>> start

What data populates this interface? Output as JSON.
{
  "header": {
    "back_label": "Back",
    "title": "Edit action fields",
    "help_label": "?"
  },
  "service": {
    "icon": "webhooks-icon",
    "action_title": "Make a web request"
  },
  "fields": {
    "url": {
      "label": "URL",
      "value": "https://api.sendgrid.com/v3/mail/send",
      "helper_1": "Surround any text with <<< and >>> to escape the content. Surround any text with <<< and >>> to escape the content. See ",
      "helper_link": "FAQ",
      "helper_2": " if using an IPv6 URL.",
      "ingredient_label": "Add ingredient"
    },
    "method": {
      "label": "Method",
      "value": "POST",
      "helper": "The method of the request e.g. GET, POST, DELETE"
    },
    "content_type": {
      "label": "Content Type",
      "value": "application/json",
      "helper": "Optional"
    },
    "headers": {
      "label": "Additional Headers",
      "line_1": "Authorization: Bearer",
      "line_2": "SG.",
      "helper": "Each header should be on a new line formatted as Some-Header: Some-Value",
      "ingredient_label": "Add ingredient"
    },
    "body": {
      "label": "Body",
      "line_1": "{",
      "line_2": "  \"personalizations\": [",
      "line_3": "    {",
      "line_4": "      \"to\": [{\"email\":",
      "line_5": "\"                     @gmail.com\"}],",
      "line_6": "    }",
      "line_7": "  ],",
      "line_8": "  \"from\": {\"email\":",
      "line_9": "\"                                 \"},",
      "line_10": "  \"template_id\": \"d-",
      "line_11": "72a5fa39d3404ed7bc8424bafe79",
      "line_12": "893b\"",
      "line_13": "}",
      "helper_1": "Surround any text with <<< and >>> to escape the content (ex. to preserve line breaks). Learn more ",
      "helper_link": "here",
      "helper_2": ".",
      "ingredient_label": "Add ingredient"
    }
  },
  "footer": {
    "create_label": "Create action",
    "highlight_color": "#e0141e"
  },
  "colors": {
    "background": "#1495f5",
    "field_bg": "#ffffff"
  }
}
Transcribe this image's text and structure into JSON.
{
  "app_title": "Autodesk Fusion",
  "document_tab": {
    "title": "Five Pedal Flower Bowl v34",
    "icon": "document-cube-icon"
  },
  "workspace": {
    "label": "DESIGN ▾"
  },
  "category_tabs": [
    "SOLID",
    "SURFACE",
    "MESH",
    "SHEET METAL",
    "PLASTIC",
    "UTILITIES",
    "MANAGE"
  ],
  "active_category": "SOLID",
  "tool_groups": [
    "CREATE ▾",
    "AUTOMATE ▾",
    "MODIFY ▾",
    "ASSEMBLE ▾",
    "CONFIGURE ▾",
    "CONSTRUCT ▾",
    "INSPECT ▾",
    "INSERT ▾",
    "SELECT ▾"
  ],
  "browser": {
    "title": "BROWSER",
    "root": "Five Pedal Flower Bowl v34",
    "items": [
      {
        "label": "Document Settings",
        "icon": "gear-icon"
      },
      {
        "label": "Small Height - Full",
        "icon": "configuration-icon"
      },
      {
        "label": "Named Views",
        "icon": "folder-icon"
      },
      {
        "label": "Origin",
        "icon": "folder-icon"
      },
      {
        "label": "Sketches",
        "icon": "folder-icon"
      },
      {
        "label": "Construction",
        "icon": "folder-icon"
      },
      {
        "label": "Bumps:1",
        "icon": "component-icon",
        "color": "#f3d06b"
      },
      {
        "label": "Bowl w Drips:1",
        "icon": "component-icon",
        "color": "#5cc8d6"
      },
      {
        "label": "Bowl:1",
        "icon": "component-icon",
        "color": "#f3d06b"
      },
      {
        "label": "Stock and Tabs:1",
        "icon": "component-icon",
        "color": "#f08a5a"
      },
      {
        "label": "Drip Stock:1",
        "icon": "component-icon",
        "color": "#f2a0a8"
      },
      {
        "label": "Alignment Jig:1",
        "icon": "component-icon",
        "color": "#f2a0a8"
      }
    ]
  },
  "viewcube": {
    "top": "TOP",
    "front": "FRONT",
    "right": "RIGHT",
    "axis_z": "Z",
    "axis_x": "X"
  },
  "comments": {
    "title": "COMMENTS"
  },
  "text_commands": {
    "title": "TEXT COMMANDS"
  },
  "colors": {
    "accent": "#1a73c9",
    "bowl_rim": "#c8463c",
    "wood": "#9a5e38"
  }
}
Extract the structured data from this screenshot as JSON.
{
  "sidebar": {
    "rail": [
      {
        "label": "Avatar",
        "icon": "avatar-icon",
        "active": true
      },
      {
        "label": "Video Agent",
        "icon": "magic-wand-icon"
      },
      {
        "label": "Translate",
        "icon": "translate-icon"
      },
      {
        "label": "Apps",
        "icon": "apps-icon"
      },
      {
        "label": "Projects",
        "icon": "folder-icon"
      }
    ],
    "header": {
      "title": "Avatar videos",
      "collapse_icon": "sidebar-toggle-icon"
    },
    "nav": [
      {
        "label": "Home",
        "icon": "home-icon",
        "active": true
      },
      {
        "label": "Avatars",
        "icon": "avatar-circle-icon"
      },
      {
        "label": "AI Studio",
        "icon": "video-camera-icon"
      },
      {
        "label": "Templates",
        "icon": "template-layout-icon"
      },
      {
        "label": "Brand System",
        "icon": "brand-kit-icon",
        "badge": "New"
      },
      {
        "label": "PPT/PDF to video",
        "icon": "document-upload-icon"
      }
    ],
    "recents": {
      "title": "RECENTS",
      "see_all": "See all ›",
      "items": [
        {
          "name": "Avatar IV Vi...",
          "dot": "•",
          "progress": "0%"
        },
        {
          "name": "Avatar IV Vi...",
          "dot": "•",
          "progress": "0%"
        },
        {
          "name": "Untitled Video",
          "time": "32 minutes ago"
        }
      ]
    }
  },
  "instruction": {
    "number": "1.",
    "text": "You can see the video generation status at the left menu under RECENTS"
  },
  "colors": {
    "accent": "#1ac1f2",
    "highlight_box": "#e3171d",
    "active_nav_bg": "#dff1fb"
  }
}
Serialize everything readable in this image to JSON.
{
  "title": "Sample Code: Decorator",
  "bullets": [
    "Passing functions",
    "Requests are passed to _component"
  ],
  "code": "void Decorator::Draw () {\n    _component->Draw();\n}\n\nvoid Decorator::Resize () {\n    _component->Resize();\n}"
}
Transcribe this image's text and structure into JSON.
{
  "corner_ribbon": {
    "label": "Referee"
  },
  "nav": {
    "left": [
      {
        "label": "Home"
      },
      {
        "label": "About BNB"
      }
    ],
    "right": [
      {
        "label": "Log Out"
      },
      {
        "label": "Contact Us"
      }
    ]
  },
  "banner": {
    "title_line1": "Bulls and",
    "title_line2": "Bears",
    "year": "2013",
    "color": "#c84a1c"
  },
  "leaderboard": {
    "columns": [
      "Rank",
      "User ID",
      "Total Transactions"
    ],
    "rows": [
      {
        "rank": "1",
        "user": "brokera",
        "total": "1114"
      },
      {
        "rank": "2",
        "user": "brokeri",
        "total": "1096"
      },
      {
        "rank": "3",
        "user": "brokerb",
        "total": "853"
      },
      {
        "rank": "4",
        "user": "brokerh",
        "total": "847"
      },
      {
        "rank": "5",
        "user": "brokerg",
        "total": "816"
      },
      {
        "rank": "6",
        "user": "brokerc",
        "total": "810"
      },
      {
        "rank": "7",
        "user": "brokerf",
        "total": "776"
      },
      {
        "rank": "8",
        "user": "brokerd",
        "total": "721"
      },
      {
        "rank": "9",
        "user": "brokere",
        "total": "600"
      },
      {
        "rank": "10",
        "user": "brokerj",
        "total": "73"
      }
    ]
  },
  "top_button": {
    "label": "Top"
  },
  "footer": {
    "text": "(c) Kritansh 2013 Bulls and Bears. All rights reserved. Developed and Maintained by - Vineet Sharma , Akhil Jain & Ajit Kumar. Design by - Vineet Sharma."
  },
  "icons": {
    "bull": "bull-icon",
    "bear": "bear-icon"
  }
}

>> end

▶ [GIVEN INSTRUCTION] Look over the material above and show each line where "this" appears.

▶ [WORKED SOLUTION]
What data populates this interface? Output as JSON.
Transcribe this image's text and structure into JSON.
Extract the structured data from this screenshot as JSON.
Serialize everything readable in this image to JSON.
Transcribe this image's text and structure into JSON.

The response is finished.